- Stored data entries:
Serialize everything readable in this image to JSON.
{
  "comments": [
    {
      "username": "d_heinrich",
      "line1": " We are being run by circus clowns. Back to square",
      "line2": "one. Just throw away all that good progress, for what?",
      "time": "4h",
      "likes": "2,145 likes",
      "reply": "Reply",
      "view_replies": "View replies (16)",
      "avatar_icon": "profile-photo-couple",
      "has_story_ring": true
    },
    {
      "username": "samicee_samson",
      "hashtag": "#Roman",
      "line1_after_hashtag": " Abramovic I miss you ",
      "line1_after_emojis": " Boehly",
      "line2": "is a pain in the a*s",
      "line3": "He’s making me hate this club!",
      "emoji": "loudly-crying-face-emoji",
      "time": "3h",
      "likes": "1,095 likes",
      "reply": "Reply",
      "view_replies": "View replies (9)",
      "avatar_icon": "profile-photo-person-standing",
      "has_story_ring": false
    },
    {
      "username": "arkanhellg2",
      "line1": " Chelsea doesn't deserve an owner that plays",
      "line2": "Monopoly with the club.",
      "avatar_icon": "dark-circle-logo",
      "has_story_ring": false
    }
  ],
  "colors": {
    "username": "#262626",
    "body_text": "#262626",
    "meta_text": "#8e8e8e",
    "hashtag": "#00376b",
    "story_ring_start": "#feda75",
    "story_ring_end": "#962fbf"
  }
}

- To do:
Reproduce each record shown above without altering a single word.

- Exercise response:
Serialize everything readable in this image to JSON.
{
  "comments": [
    {
      "username": "d_heinrich",
      "line1": " We are being run by circus clowns. Back to square",
      "line2": "one. Just throw away all that good progress, for what?",
      "time": "4h",
      "likes": "2,145 likes",
      "reply": "Reply",
      "view_replies": "View replies (16)",
      "avatar_icon": "profile-photo-couple",
      "has_story_ring": true
    },
    {
      "username": "samicee_samson",
      "hashtag": "#Roman",
      "line1_after_hashtag": " Abramovic I miss you ",
      "line1_after_emojis": " Boehly",
      "line2": "is a pain in the a*s",
      "line3": "He’s making me hate this club!",
      "emoji": "loudly-crying-face-emoji",
      "time": "3h",
      "likes": "1,095 likes",
      "reply": "Reply",
      "view_replies": "View replies (9)",
      "avatar_icon": "profile-photo-person-standing",
      "has_story_ring": false
    },
    {
      "username": "arkanhellg2",
      "line1": " Chelsea doesn't deserve an owner that plays",
      "line2": "Monopoly with the club.",
      "avatar_icon": "dark-circle-logo",
      "has_story_ring": false
    }
  ],
  "colors": {
    "username": "#262626",
    "body_text": "#262626",
    "meta_text": "#8e8e8e",
    "hashtag": "#00376b",
    "story_ring_start": "#feda75",
    "story_ring_end": "#962fbf"
  }
}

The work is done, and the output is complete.